__Provided passage__
Imagine we have this code:

template <class, class>
class Element
{};

template <class T>
class Util
{
public:
   template <class U>
   using BeFriend = Element<T, U>;
};

Is it possible to mark BeFriend as a friend ? (Of Util, or any other class).

Edit

The "obvious" syntax were tried, but both failed with Clang 3.6.

template <class> friend class BeFriend;
template <class> friend BeFriend;

I did not know about the second syntax, but found it in this answer. It seems to work (and be required) for non-template aliases, but does not help in this case where the alias is templated.

(Note: as some could infer from the minimal example, I am looking for a way to work-around the limitation that C++ does not allow to friend a partial template specialization)

Valdemar answered 6/11, 2015 at 9:26 Comment(9)

try it (spoiler alert: you can) – Transpadane 6/11, 2015 at 9:28

@bolov: With which syntax ? I tried both template <class> friend class BeFriend and template <class> friend BeFriend with no success on Clang 3.6, so a little more details would go a long way here :) – Valdemar 6/11, 2015 at 9:29

I spoke too soon. I thought it was trivial. My bad. – Transpadane 6/11, 2015 at 9:34

@Transpadane Okay no problem ! I like the fact that people are upvoting your comment based on the fact it is very assertive, even though they probably do not appreciate the problem at hand ;) – Valdemar 6/11, 2015 at 9:35

I need to watch that movie again. The spoiler wasn't there :)). Tried like 10 combinations, nothing works. – Transpadane 6/11, 2015 at 9:45

@Transpadane Haha ;) I am afraid this movie does not have a happy-ending, but let's use this question to make sure. – Valdemar 6/11, 2015 at 9:47

If there is a way to do it, the committee doesn't know about it. See the note at the bottom of CWG 1554. – Something 6/11, 2015 at 9:52

@T.C.: thank you, that could probably be the (sad) answer to this question. – Valdemar 6/11, 2015 at 9:54

The sad answer is the answer, as far as I can tell - there's clear (enough) wording about what can be a friend in the relevant clause in the Standard and alias templates aren't in there, so that looks like a dead end. However, there could be a workaround for your underlying question (simulating a partial specialization friend), if you're willing to change the way Element is defined - it would involve nested class templates. Not sure if it would help you. It looks like this. – Samanthasamanthia 6/11, 2015 at 17:3

I think you can't do that because partial specializations could not be declared as friend.

__The tasks__
**A)** In the thread about making an alias template a friend in C++, which compiler rejected both of the syntaxes the asker tried?
**B)** Write the next part of the thread about making an alias template a friend in C++, picking up after its final sentence.

__Information shown__
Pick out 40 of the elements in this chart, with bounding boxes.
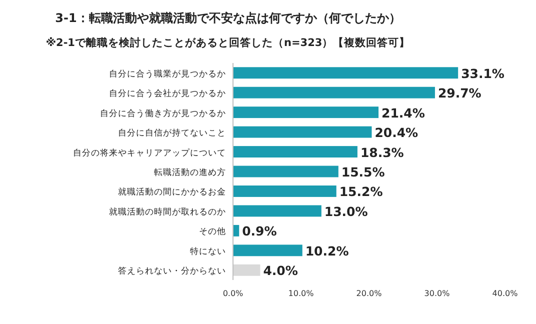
y-tick-label: 就職活動の時間が取れるのか bbox=[109, 206, 226, 218]
data-label: 10.2% bbox=[305, 243, 350, 258]
x-tick-label: 10.0% bbox=[288, 289, 314, 298]
y-tick-label: 転職活動の進め方 bbox=[154, 167, 226, 178]
data-label: 15.5% bbox=[341, 164, 386, 180]
data-label: 20.4% bbox=[374, 125, 419, 140]
bar bbox=[233, 86, 435, 98]
x-tick-label: 40.0% bbox=[492, 289, 518, 298]
x-tick-label: 20.0% bbox=[356, 289, 382, 298]
bar bbox=[233, 264, 260, 276]
data-label: 33.1% bbox=[461, 66, 505, 81]
x-tick-label: 30.0% bbox=[424, 289, 450, 298]
bar bbox=[233, 126, 372, 138]
chart-subtitle: ※2-1で離職を検討したことがあると回答した（n=323）【複数回答可】 bbox=[46, 36, 410, 49]
chart-title: 3-1：転職活動や就職活動で不安な点は何ですか（何でしたか） bbox=[55, 11, 401, 25]
data-label: 15.2% bbox=[339, 184, 384, 200]
y-tick-label: その他 bbox=[199, 226, 226, 238]
y-tick-label: 自分に自信が持てないこと bbox=[118, 128, 226, 139]
y-tick-label: 自分に合う働き方が見つかるか bbox=[100, 108, 226, 119]
y-tick-label: 答えられない・分からない bbox=[118, 266, 226, 277]
bar bbox=[233, 106, 379, 118]
y-tick-label: 自分に合う会社が見つかるか bbox=[109, 88, 226, 100]
data-label: 18.3% bbox=[360, 144, 404, 160]
bar bbox=[233, 67, 458, 79]
bar bbox=[233, 244, 302, 256]
data-label: 21.4% bbox=[382, 105, 426, 120]
y-tick-label: 就職活動の間にかかるお金 bbox=[118, 186, 226, 198]
bar bbox=[233, 224, 240, 236]
y-tick-label: 特にない bbox=[190, 246, 226, 257]
bar bbox=[233, 186, 336, 197]
data-label: 29.7% bbox=[438, 86, 482, 101]
y-tick-label: 自分に合う職業が見つかるか bbox=[109, 68, 226, 80]
y-tick-label: 自分の将来やキャリアアップについて bbox=[73, 147, 226, 158]
data-label: 0.9% bbox=[242, 224, 278, 239]
x-tick-label: 0.0% bbox=[222, 289, 244, 298]
data-label: 4.0% bbox=[263, 263, 298, 278]
bar bbox=[233, 146, 358, 158]
bar bbox=[233, 166, 338, 178]
bar bbox=[233, 205, 322, 217]
data-label: 13.0% bbox=[324, 204, 368, 219]
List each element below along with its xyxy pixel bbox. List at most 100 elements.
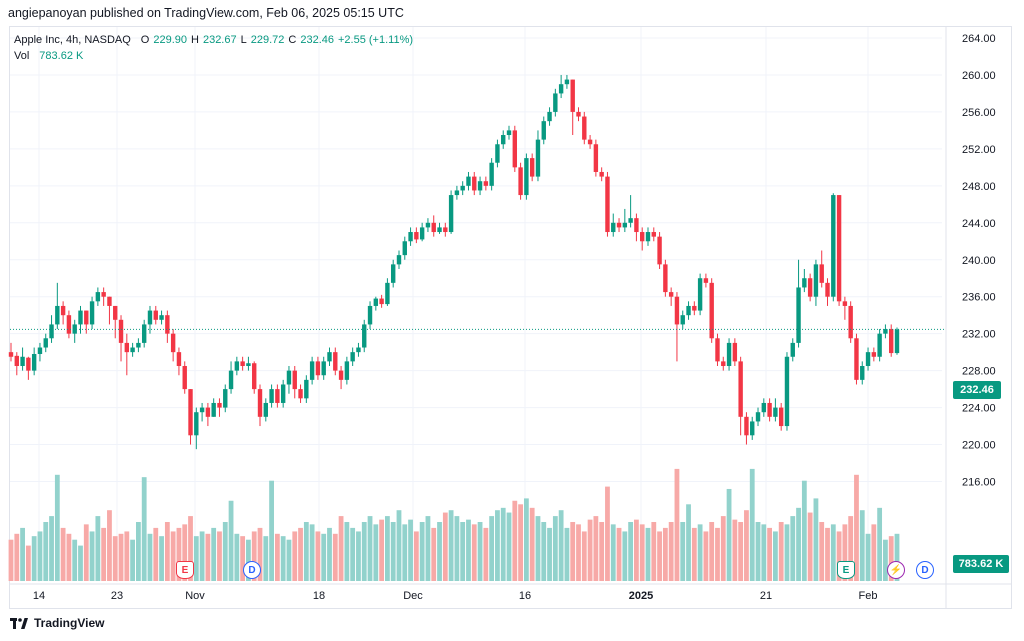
candle-body (176, 352, 182, 367)
dividend-event-icon-2[interactable]: D (916, 561, 934, 579)
candle-body (802, 278, 807, 288)
candle-body (286, 370, 292, 385)
volume-bar (350, 527, 356, 581)
volume-bar (732, 519, 738, 581)
candle-body (611, 222, 616, 233)
low-value: 229.72 (250, 34, 285, 46)
close-label: C (288, 34, 297, 46)
volume-bar (49, 516, 54, 581)
volume-bar (587, 519, 593, 581)
volume-bar (558, 510, 564, 581)
volume-bar (141, 477, 147, 581)
volume-bar (95, 516, 101, 581)
volume-bar (153, 527, 159, 581)
candle-body (750, 421, 755, 436)
candle-body (199, 407, 205, 413)
volume-bar (674, 468, 680, 581)
candle-body (894, 329, 900, 354)
candle-body (848, 305, 853, 339)
candle-body (628, 218, 633, 223)
candle-body (362, 324, 367, 348)
volume-bar (784, 524, 790, 581)
candle-body (651, 232, 656, 237)
candle-body (240, 361, 245, 367)
volume-bar (419, 522, 425, 581)
earnings-event-icon-2[interactable]: E (837, 561, 855, 579)
volume-bar (744, 510, 749, 581)
chart-frame[interactable] (9, 26, 1012, 609)
volume-bar (390, 522, 396, 581)
volume-bar (796, 507, 801, 581)
volume-bar (257, 527, 263, 581)
footer-brand-text: TradingView (34, 616, 105, 630)
candle-body (831, 195, 836, 297)
candle-body (778, 407, 784, 427)
symbol-title: Apple Inc, 4h, NASDAQ (14, 34, 131, 46)
candle-body (228, 370, 234, 390)
volume-bar (234, 533, 240, 581)
dividend-event-icon[interactable]: D (243, 561, 261, 579)
price-tick-label: 240.00 (962, 255, 996, 267)
published-by-text: angiepanoyan published on TradingView.co… (8, 6, 404, 20)
volume-bar (576, 524, 581, 581)
volume-bar (819, 522, 825, 581)
earnings-event-icon[interactable]: E (176, 561, 194, 579)
candle-body (784, 356, 790, 427)
volume-bar (888, 536, 894, 581)
candle-body (350, 352, 355, 362)
volume-bar (54, 474, 60, 581)
volume-bar (66, 533, 72, 581)
volume-bar (761, 524, 767, 581)
volume-bar (697, 524, 703, 581)
candle-body (147, 310, 153, 325)
candle-body (686, 305, 691, 316)
volume-bar (327, 527, 332, 581)
volume-bar (72, 539, 78, 581)
volume-bar (274, 533, 280, 581)
candle-body (709, 282, 714, 339)
volume-bar (170, 531, 176, 581)
candle-body (20, 356, 25, 367)
candle-body (541, 121, 546, 140)
candle-body (477, 181, 483, 191)
volume-bar (14, 533, 20, 581)
volume-bar (425, 516, 431, 581)
volume-bar (8, 539, 14, 581)
volume-bar (448, 510, 454, 581)
candle-body (414, 232, 419, 240)
candle-body (564, 79, 570, 85)
candle-body (807, 278, 813, 297)
candle-body (790, 342, 795, 357)
candle-body (136, 342, 141, 348)
candle-body (813, 264, 819, 297)
split-event-icon[interactable]: ⚡ (887, 561, 905, 579)
candle-body (535, 139, 541, 177)
candle-body (402, 241, 407, 256)
volume-bar (199, 531, 205, 581)
high-label: H (191, 34, 199, 46)
volume-bar (193, 536, 199, 581)
volume-bar (303, 522, 309, 581)
volume-bar (89, 531, 95, 581)
time-tick-label: 18 (313, 590, 325, 602)
volume-bar (541, 522, 547, 581)
volume-bar (749, 468, 755, 581)
volume-bar (466, 519, 471, 581)
candle-body (883, 329, 888, 334)
candle-body (373, 298, 379, 306)
volume-bar (240, 536, 246, 581)
volume-bar (830, 524, 836, 581)
volume-bar (176, 527, 182, 581)
candle-body (871, 352, 877, 357)
open-value: 229.90 (153, 34, 187, 46)
volume-bar (164, 522, 170, 581)
volume-bar (564, 527, 570, 581)
candle-body (321, 361, 326, 376)
candle-body (84, 310, 89, 325)
footer-branding[interactable]: TradingView (10, 616, 104, 630)
candle-body (668, 292, 674, 297)
candle-body (663, 264, 668, 293)
candle-body (298, 389, 303, 399)
candle-body (529, 158, 535, 177)
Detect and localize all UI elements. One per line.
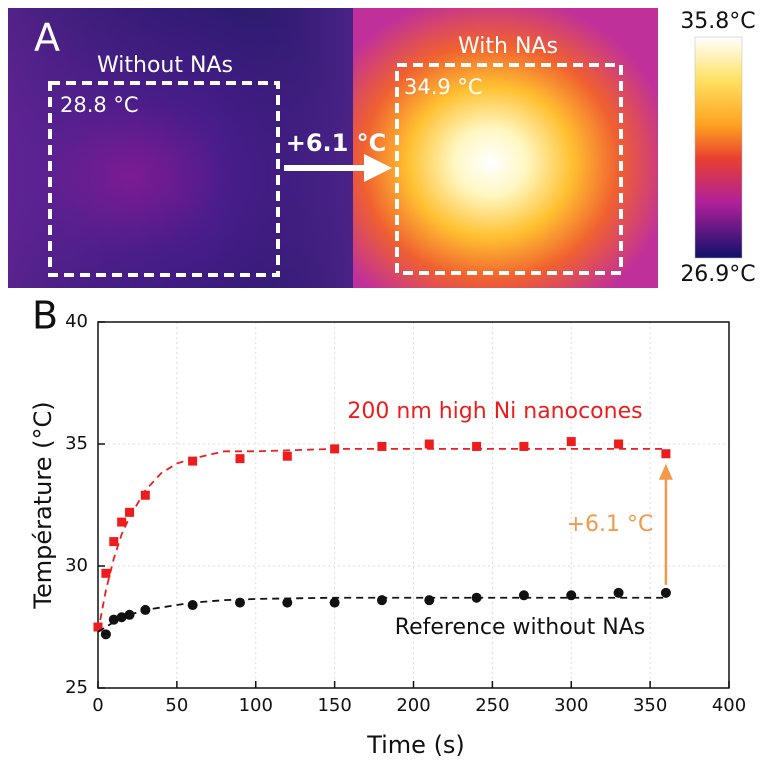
- data-point: [140, 604, 151, 615]
- y-tick-label: 35: [65, 433, 88, 454]
- panel-label: B: [32, 294, 58, 338]
- x-tick-label: 350: [633, 695, 667, 716]
- panel-a: A Without NAs 28.8 °C With NAs 34.9 °C +…: [8, 8, 756, 288]
- data-point: [282, 597, 293, 608]
- right-title: With NAs: [458, 34, 558, 59]
- x-tick-label: 100: [239, 695, 273, 716]
- data-point: [566, 590, 577, 601]
- thermal-image-right: [353, 8, 658, 288]
- series-label: Reference without NAs: [395, 615, 645, 640]
- data-point: [518, 590, 529, 601]
- x-tick-label: 200: [396, 695, 430, 716]
- x-tick-label: 250: [475, 695, 509, 716]
- data-point: [472, 441, 482, 451]
- x-tick-label: 0: [92, 695, 103, 716]
- data-point: [614, 439, 624, 449]
- panel-b: B Time (s) Température (°C) 0 50 100 150 200…: [29, 294, 746, 760]
- y-tick-label: 40: [65, 311, 88, 332]
- data-point: [188, 456, 198, 466]
- x-tick-label: 400: [712, 695, 746, 716]
- colorbar: [694, 36, 743, 259]
- data-point: [660, 587, 671, 598]
- annotation-arrowhead: [658, 463, 673, 480]
- data-point: [471, 592, 482, 603]
- data-point: [376, 595, 387, 606]
- thermal-image-left-shade: [8, 8, 353, 288]
- data-point: [519, 441, 529, 451]
- colorbar-max: 35.8°C: [680, 9, 755, 34]
- data-point: [424, 439, 434, 449]
- data-point: [100, 629, 111, 640]
- data-point: [377, 441, 387, 451]
- data-point: [424, 595, 435, 606]
- roi-box-right: [395, 63, 623, 275]
- fit-curve: [97, 447, 666, 633]
- data-point: [235, 454, 245, 464]
- data-point: [187, 600, 198, 611]
- annotation: +6.1 °C: [567, 512, 654, 537]
- y-tick-label: 30: [65, 555, 88, 576]
- plot-frame: [97, 321, 730, 689]
- x-tick-label: 50: [165, 695, 188, 716]
- fit-curve: [97, 596, 666, 633]
- left-title: Without NAs: [97, 53, 233, 78]
- data-point: [234, 597, 245, 608]
- x-tick-label: 150: [317, 695, 351, 716]
- roi-box-left: [48, 81, 280, 277]
- series-label: 200 nm high Ni nanocones: [347, 399, 642, 424]
- left-temp: 28.8 °C: [60, 93, 139, 117]
- data-point: [109, 537, 119, 547]
- colorbar-min: 26.9°C: [680, 262, 755, 287]
- y-tick-label: 25: [65, 677, 88, 698]
- y-axis-label: Température (°C): [29, 401, 57, 609]
- arrow-head: [364, 154, 392, 182]
- data-point: [101, 568, 111, 578]
- data-point: [330, 444, 340, 454]
- data-point: [117, 517, 127, 527]
- right-temp: 34.9 °C: [404, 75, 483, 99]
- data-point: [140, 490, 150, 500]
- data-point: [613, 587, 624, 598]
- panel-label: A: [34, 16, 60, 60]
- data-point: [93, 622, 103, 632]
- data-point: [116, 612, 127, 623]
- data-point: [329, 597, 340, 608]
- x-tick-label: 300: [554, 695, 588, 716]
- data-point: [124, 609, 135, 620]
- data-point: [661, 449, 671, 459]
- x-axis-label: Time (s): [366, 731, 465, 759]
- data-point: [125, 507, 135, 517]
- data-point: [566, 437, 576, 447]
- data-point: [282, 451, 292, 461]
- data-point: [108, 614, 119, 625]
- arrow-label: +6.1 °C: [286, 129, 387, 157]
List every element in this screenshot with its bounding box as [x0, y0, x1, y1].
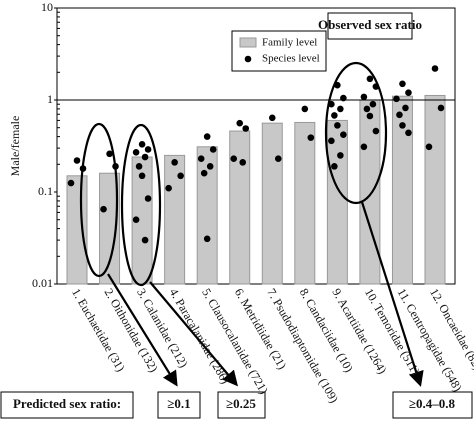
- arrow: [107, 273, 178, 387]
- bar: [196, 146, 218, 285]
- species-point: [337, 105, 344, 113]
- species-point: [372, 127, 380, 135]
- bar: [391, 95, 413, 285]
- prediction: ≥0.25: [226, 396, 256, 411]
- species-point: [138, 140, 146, 148]
- prediction: ≥0.1: [167, 396, 190, 411]
- species-point: [402, 104, 409, 112]
- species-point: [301, 105, 309, 113]
- species-point: [437, 104, 445, 112]
- prediction-box: [157, 391, 201, 419]
- species-point: [144, 195, 152, 202]
- species-point: [405, 129, 412, 137]
- species-point: [100, 205, 107, 213]
- bar: [359, 99, 381, 285]
- species-point: [366, 112, 374, 120]
- species-point: [340, 131, 347, 138]
- y-tick-label: 0.01: [32, 276, 53, 290]
- species-point: [337, 152, 344, 159]
- y-tick-label: 10: [41, 0, 53, 14]
- bar: [229, 130, 251, 285]
- arrow: [360, 201, 424, 387]
- species-point: [363, 105, 371, 113]
- species-point: [393, 95, 400, 103]
- prediction-label: Predicted sex ratio:: [13, 396, 121, 411]
- species-point: [206, 163, 214, 170]
- bar: [294, 121, 316, 285]
- y-tick-label: 0.1: [38, 184, 53, 198]
- species-point: [274, 155, 282, 163]
- legend-label: Family level: [262, 37, 317, 49]
- species-point: [399, 80, 406, 88]
- species-point: [132, 216, 140, 223]
- group-ellipse: [120, 123, 162, 287]
- species-point: [203, 133, 211, 140]
- species-point: [141, 236, 149, 244]
- species-point: [171, 159, 178, 166]
- species-point: [141, 153, 149, 161]
- species-point: [135, 163, 143, 170]
- species-point: [328, 137, 335, 145]
- species-point: [197, 155, 205, 163]
- species-point: [405, 89, 412, 97]
- prediction-box: [217, 391, 266, 419]
- species-point: [366, 75, 374, 83]
- species-point: [268, 114, 276, 122]
- x-tick-label: 4. Paracalanidae (286): [167, 286, 233, 386]
- species-point: [138, 172, 146, 180]
- arrow: [149, 281, 238, 387]
- plot-frame: [56, 7, 456, 285]
- chart-title: Observed sex ratio: [318, 17, 422, 32]
- species-point: [236, 119, 244, 127]
- species-point: [334, 122, 341, 129]
- species-point: [144, 146, 152, 153]
- prediction: ≥0.4–0.8: [409, 396, 456, 411]
- species-point: [242, 125, 250, 132]
- prediction-label-box: [0, 391, 134, 419]
- bar: [261, 122, 283, 285]
- species-point: [331, 163, 338, 170]
- species-point: [209, 146, 217, 153]
- group-ellipse: [324, 61, 388, 205]
- species-point: [177, 172, 184, 180]
- legend-label: Species level: [262, 53, 320, 65]
- species-point: [399, 122, 406, 129]
- species-point: [360, 93, 368, 101]
- species-point: [106, 150, 113, 158]
- species-point: [67, 179, 75, 187]
- species-point: [200, 169, 208, 177]
- bar: [66, 175, 88, 285]
- bar: [326, 119, 348, 285]
- species-point: [360, 143, 368, 151]
- bar: [424, 94, 446, 285]
- species-point: [230, 155, 238, 163]
- species-point: [396, 111, 403, 119]
- species-point: [203, 235, 211, 243]
- species-point: [431, 65, 439, 72]
- prediction-box: [392, 391, 473, 419]
- species-point: [307, 134, 315, 141]
- bar: [99, 172, 121, 285]
- annotations: [79, 61, 424, 387]
- species-point: [132, 149, 140, 156]
- title-box: [327, 12, 413, 40]
- y-axis-label: Male/female: [8, 116, 22, 177]
- species-point: [331, 112, 338, 119]
- species-point: [165, 184, 172, 192]
- legend-swatch: [239, 37, 257, 48]
- species-point: [73, 157, 81, 164]
- group-ellipse: [79, 122, 119, 278]
- species-point: [425, 143, 433, 151]
- legend-marker: [244, 55, 252, 63]
- species-point: [239, 159, 247, 166]
- species-point: [369, 100, 377, 108]
- y-tick-label: 1: [47, 92, 53, 106]
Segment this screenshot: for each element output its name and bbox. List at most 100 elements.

__Exercise results__
**A)** Clang 3.6

**B)**
From the stardard, [temp.friend]/7

Friend declarations shall not declare partial specializations. [ Example:
template<class T> class A { };
class X {
  template<class T> friend class A<T*>; // error
};
—end example ]

You have to specify a more generic version such as:

template <class, class> friend class Element;

or a full specified version, such as:

using BeFriend = Element<T, int>;
friend BeFriend;

Maratha answered 6/11, 2015 at 10:12 Comment(0)

The problem is not the alias, the problem is that "partial specialization cannot be declared as a friend".

template <class, class> friend class Element;        // OK

template <class, class> friend class Element<T, T>;  // Error

Niagara answered 6/11, 2015 at 10:20 Comment(0)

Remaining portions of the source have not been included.